» WHAT IS NEEDED: Check every line of the entries below for the word "Machine", and copy the ones that have it.

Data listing
+--

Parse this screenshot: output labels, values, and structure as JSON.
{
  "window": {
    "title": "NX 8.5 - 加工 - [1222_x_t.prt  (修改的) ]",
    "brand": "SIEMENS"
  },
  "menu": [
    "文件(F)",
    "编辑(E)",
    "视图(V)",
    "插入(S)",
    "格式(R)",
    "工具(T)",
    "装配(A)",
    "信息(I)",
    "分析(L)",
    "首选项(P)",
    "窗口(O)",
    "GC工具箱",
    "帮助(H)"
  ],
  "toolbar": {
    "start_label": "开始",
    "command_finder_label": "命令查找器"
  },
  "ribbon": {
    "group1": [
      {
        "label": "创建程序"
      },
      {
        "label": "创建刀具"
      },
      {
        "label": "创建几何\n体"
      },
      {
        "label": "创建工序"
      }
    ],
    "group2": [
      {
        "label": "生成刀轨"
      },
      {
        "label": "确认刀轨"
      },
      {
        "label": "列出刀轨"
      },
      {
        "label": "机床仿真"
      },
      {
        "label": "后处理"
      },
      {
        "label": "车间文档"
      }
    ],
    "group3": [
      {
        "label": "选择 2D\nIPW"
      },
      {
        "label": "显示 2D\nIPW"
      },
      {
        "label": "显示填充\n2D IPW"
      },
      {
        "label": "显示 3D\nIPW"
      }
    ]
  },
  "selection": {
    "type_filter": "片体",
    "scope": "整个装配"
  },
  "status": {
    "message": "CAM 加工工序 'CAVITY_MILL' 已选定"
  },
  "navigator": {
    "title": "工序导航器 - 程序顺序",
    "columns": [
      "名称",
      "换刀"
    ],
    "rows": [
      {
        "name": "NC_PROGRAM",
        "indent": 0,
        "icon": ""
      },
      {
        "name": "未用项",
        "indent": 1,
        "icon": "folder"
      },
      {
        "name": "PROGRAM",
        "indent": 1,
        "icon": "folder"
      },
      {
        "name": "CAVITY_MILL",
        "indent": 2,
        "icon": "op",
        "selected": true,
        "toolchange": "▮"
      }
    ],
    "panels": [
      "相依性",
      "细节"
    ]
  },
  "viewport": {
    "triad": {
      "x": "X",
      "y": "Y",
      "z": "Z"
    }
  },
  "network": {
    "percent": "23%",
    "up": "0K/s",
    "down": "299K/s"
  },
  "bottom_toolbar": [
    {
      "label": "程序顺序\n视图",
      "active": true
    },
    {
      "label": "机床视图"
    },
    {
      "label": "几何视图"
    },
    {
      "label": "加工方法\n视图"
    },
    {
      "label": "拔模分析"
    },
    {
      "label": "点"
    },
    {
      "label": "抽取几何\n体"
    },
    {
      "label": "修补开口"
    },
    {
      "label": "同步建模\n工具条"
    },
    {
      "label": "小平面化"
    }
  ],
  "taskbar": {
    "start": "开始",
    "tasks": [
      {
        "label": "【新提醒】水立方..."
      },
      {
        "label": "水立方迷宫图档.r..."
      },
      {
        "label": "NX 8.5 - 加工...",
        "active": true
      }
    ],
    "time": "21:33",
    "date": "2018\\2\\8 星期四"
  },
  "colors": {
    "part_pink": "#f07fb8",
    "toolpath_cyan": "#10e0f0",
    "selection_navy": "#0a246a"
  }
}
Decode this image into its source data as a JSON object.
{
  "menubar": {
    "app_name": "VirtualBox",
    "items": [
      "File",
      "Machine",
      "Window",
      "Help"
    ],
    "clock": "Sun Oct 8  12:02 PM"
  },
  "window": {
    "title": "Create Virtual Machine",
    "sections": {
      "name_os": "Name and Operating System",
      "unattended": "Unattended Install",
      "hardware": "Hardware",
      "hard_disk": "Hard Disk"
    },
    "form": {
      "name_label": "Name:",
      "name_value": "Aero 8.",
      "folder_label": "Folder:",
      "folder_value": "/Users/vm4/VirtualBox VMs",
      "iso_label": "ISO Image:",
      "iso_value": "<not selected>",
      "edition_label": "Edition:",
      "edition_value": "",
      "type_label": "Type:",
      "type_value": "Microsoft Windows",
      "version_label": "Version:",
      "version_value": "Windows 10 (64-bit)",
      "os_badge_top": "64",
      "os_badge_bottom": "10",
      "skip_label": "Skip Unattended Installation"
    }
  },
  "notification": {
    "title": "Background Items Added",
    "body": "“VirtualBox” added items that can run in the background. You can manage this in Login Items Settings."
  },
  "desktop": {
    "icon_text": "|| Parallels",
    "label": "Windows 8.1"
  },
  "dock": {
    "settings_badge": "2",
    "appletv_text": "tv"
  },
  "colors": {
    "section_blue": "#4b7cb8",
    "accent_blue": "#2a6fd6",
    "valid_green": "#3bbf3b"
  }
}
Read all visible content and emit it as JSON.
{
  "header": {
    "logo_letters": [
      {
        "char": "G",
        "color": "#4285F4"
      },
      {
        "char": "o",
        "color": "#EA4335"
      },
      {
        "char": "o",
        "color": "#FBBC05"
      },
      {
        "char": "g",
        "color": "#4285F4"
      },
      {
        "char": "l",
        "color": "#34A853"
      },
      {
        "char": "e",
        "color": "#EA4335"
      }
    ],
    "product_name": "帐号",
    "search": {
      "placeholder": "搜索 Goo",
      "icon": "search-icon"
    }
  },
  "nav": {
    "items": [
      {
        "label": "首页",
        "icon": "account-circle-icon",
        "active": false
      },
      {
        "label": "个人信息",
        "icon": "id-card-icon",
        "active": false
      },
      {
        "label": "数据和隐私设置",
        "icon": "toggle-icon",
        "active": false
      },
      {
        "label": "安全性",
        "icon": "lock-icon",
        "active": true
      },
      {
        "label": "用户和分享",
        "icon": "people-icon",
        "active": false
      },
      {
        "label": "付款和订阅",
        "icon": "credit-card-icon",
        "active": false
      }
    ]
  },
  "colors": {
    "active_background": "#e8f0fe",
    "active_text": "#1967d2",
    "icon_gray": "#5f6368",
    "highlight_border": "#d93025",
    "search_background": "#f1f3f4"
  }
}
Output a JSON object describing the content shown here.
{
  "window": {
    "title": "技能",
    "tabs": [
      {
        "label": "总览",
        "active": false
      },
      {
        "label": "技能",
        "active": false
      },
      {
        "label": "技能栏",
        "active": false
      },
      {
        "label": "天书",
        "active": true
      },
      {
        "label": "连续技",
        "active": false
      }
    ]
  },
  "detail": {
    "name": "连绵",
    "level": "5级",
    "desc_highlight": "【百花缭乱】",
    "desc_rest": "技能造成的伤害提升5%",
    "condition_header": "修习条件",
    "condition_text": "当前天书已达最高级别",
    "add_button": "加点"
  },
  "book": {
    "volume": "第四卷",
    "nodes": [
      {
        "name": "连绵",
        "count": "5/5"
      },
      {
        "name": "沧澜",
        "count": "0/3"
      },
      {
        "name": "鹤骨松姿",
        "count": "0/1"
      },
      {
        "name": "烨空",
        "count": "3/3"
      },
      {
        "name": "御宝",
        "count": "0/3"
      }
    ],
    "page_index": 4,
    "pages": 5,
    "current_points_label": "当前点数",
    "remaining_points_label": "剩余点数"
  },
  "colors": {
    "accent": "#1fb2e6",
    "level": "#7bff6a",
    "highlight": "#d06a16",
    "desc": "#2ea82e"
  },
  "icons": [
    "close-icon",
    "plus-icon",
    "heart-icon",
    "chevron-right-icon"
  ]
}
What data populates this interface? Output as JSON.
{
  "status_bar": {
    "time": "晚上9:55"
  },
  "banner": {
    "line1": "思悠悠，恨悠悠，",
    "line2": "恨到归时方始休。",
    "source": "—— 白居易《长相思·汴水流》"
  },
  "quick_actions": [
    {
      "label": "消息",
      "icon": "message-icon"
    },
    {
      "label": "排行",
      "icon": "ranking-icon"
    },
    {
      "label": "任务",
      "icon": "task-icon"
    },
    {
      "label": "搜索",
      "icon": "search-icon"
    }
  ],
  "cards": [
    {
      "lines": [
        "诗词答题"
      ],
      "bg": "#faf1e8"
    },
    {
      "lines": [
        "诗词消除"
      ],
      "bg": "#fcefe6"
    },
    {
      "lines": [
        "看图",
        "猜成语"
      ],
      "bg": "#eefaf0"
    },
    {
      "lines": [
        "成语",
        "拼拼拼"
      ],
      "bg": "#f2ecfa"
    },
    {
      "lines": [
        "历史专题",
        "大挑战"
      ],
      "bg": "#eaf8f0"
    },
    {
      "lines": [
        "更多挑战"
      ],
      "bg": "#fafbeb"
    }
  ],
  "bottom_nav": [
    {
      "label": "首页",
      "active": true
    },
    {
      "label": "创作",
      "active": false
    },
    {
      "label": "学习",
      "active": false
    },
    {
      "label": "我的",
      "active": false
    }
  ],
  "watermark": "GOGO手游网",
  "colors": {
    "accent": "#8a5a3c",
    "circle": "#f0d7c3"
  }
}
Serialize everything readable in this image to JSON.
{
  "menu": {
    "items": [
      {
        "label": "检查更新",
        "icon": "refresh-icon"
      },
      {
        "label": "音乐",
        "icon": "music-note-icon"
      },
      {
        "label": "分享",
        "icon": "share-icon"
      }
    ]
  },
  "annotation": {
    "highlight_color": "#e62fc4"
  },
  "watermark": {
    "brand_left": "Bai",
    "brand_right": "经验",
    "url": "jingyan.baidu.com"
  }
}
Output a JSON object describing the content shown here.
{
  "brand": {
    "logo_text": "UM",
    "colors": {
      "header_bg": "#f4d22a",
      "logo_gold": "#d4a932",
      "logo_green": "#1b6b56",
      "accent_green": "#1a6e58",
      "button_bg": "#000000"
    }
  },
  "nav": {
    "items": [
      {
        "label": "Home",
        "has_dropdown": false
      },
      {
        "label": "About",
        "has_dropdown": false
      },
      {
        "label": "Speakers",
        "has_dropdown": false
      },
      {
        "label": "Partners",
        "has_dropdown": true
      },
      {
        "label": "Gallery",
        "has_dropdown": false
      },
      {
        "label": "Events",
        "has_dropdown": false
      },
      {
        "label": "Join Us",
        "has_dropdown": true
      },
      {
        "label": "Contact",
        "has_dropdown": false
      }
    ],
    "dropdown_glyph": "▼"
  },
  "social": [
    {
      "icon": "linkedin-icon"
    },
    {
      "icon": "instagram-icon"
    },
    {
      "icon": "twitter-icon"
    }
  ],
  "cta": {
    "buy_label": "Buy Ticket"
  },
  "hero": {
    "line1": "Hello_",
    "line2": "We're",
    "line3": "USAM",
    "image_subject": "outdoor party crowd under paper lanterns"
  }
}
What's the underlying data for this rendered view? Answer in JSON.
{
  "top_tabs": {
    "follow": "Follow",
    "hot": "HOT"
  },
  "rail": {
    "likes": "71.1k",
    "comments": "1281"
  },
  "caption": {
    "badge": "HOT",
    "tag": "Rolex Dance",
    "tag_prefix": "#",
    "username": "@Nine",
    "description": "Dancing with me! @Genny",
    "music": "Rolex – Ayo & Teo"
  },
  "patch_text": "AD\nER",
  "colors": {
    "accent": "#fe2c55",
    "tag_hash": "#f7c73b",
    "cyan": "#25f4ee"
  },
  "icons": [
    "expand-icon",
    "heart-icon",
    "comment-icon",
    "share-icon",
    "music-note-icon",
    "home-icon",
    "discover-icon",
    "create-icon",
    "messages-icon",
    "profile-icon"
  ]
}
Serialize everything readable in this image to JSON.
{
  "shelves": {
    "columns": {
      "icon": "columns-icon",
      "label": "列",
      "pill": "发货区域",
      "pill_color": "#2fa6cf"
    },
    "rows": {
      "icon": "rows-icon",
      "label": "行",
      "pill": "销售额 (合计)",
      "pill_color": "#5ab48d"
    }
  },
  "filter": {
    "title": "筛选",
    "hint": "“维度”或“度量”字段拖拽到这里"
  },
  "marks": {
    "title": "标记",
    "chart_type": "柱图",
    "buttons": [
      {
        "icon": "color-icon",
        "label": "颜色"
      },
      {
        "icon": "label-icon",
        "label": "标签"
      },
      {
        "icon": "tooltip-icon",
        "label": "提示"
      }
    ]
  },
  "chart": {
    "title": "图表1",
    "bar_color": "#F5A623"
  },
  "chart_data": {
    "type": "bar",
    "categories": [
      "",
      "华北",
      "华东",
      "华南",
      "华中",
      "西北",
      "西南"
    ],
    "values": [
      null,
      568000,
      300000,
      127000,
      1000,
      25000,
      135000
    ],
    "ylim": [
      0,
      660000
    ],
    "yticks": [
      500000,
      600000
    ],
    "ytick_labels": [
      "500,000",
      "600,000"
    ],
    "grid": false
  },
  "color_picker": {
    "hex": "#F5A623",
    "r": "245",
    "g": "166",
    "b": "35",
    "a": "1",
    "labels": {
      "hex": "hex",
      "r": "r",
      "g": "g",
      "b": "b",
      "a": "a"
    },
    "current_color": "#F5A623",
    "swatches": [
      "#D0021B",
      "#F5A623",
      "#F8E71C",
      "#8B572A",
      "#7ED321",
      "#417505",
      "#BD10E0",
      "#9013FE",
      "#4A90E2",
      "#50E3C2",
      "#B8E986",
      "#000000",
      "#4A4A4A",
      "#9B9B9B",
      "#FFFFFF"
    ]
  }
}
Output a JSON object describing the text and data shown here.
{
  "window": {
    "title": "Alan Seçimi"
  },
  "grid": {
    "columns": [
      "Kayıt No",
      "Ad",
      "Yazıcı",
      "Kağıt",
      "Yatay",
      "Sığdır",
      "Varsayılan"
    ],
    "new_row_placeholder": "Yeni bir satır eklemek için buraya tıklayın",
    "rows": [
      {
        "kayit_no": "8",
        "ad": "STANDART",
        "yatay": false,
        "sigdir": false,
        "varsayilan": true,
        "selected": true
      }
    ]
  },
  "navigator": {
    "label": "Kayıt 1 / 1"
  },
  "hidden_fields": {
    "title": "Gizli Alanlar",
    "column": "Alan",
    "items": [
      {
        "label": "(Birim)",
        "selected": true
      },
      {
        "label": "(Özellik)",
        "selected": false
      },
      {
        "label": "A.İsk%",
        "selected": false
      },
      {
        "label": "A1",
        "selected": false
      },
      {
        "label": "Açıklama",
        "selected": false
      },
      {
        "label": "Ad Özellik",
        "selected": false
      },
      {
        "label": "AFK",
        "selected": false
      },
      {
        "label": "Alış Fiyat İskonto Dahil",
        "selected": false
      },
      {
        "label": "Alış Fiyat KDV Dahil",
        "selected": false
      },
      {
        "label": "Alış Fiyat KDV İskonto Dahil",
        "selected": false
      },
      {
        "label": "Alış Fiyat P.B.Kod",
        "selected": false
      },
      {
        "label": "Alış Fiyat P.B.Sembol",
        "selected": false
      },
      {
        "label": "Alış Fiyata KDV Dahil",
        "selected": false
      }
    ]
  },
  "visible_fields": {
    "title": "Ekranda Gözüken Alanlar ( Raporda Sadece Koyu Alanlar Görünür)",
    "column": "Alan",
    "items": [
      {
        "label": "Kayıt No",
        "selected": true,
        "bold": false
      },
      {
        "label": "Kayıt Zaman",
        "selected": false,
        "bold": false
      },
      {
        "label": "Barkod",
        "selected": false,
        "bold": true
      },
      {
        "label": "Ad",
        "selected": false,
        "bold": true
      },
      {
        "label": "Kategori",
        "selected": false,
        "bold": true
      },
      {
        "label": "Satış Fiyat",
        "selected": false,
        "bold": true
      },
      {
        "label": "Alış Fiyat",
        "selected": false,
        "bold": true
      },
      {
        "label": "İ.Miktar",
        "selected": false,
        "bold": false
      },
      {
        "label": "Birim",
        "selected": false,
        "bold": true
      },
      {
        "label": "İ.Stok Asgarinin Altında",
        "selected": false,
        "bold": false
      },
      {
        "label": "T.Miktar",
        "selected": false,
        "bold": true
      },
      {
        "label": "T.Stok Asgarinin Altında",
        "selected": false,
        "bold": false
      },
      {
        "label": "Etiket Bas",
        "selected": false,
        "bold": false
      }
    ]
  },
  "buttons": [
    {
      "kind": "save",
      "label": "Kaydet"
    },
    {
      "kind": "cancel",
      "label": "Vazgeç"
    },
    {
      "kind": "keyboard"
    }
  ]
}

+--

» RIGHT ANSWER:
      "Machine",
    "title": "Create Virtual Machine",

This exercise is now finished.